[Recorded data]
----------------
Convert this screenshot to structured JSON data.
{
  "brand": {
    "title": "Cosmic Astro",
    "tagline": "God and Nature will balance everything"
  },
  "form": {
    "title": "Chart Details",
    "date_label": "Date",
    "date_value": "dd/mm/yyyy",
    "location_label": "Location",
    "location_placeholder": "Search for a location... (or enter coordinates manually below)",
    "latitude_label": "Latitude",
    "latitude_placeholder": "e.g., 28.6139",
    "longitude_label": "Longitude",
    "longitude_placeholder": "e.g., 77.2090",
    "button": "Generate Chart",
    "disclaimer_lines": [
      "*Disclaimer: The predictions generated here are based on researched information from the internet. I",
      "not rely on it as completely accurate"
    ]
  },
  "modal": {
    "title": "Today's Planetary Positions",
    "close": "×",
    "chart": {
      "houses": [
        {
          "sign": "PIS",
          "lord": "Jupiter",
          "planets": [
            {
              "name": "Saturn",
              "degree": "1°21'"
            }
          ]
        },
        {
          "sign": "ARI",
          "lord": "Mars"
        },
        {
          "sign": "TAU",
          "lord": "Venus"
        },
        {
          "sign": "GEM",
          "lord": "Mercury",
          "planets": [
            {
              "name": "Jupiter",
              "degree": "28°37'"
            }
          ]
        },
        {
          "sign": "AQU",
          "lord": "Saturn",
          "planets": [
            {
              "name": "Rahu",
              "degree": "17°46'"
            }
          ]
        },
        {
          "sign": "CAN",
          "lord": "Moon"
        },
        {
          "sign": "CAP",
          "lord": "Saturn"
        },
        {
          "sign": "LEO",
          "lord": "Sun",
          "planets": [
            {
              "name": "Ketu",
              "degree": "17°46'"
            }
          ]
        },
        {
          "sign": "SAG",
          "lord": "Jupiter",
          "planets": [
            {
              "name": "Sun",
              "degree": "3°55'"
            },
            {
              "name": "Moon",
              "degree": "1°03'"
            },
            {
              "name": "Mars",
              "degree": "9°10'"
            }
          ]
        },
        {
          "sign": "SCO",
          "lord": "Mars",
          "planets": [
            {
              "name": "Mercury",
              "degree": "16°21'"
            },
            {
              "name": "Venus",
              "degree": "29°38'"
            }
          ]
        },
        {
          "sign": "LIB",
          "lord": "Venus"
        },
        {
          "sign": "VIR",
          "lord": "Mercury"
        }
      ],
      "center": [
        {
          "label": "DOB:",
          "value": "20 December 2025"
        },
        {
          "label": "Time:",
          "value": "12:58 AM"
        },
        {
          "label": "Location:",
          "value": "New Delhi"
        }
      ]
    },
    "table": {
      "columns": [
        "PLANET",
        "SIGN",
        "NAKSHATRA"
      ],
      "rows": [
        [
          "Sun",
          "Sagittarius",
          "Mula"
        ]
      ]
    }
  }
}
----------------
> **STATED EXERCISE**
Give an exact repetition of all the material.

> **RESPONSE BELOW**
Convert this screenshot to structured JSON data.
{
  "brand": {
    "title": "Cosmic Astro",
    "tagline": "God and Nature will balance everything"
  },
  "form": {
    "title": "Chart Details",
    "date_label": "Date",
    "date_value": "dd/mm/yyyy",
    "location_label": "Location",
    "location_placeholder": "Search for a location... (or enter coordinates manually below)",
    "latitude_label": "Latitude",
    "latitude_placeholder": "e.g., 28.6139",
    "longitude_label": "Longitude",
    "longitude_placeholder": "e.g., 77.2090",
    "button": "Generate Chart",
    "disclaimer_lines": [
      "*Disclaimer: The predictions generated here are based on researched information from the internet. I",
      "not rely on it as completely accurate"
    ]
  },
  "modal": {
    "title": "Today's Planetary Positions",
    "close": "×",
    "chart": {
      "houses": [
        {
          "sign": "PIS",
          "lord": "Jupiter",
          "planets": [
            {
              "name": "Saturn",
              "degree": "1°21'"
            }
          ]
        },
        {
          "sign": "ARI",
          "lord": "Mars"
        },
        {
          "sign": "TAU",
          "lord": "Venus"
        },
        {
          "sign": "GEM",
          "lord": "Mercury",
          "planets": [
            {
              "name": "Jupiter",
              "degree": "28°37'"
            }
          ]
        },
        {
          "sign": "AQU",
          "lord": "Saturn",
          "planets": [
            {
              "name": "Rahu",
              "degree": "17°46'"
            }
          ]
        },
        {
          "sign": "CAN",
          "lord": "Moon"
        },
        {
          "sign": "CAP",
          "lord": "Saturn"
        },
        {
          "sign": "LEO",
          "lord": "Sun",
          "planets": [
            {
              "name": "Ketu",
              "degree": "17°46'"
            }
          ]
        },
        {
          "sign": "SAG",
          "lord": "Jupiter",
          "planets": [
            {
              "name": "Sun",
              "degree": "3°55'"
            },
            {
              "name": "Moon",
              "degree": "1°03'"
            },
            {
              "name": "Mars",
              "degree": "9°10'"
            }
          ]
        },
        {
          "sign": "SCO",
          "lord": "Mars",
          "planets": [
            {
              "name": "Mercury",
              "degree": "16°21'"
            },
            {
              "name": "Venus",
              "degree": "29°38'"
            }
          ]
        },
        {
          "sign": "LIB",
          "lord": "Venus"
        },
        {
          "sign": "VIR",
          "lord": "Mercury"
        }
      ],
      "center": [
        {
          "label": "DOB:",
          "value": "20 December 2025"
        },
        {
          "label": "Time:",
          "value": "12:58 AM"
        },
        {
          "label": "Location:",
          "value": "New Delhi"
        }
      ]
    },
    "table": {
      "columns": [
        "PLANET",
        "SIGN",
        "NAKSHATRA"
      ],
      "rows": [
        [
          "Sun",
          "Sagittarius",
          "Mula"
        ]
      ]
    }
  }
}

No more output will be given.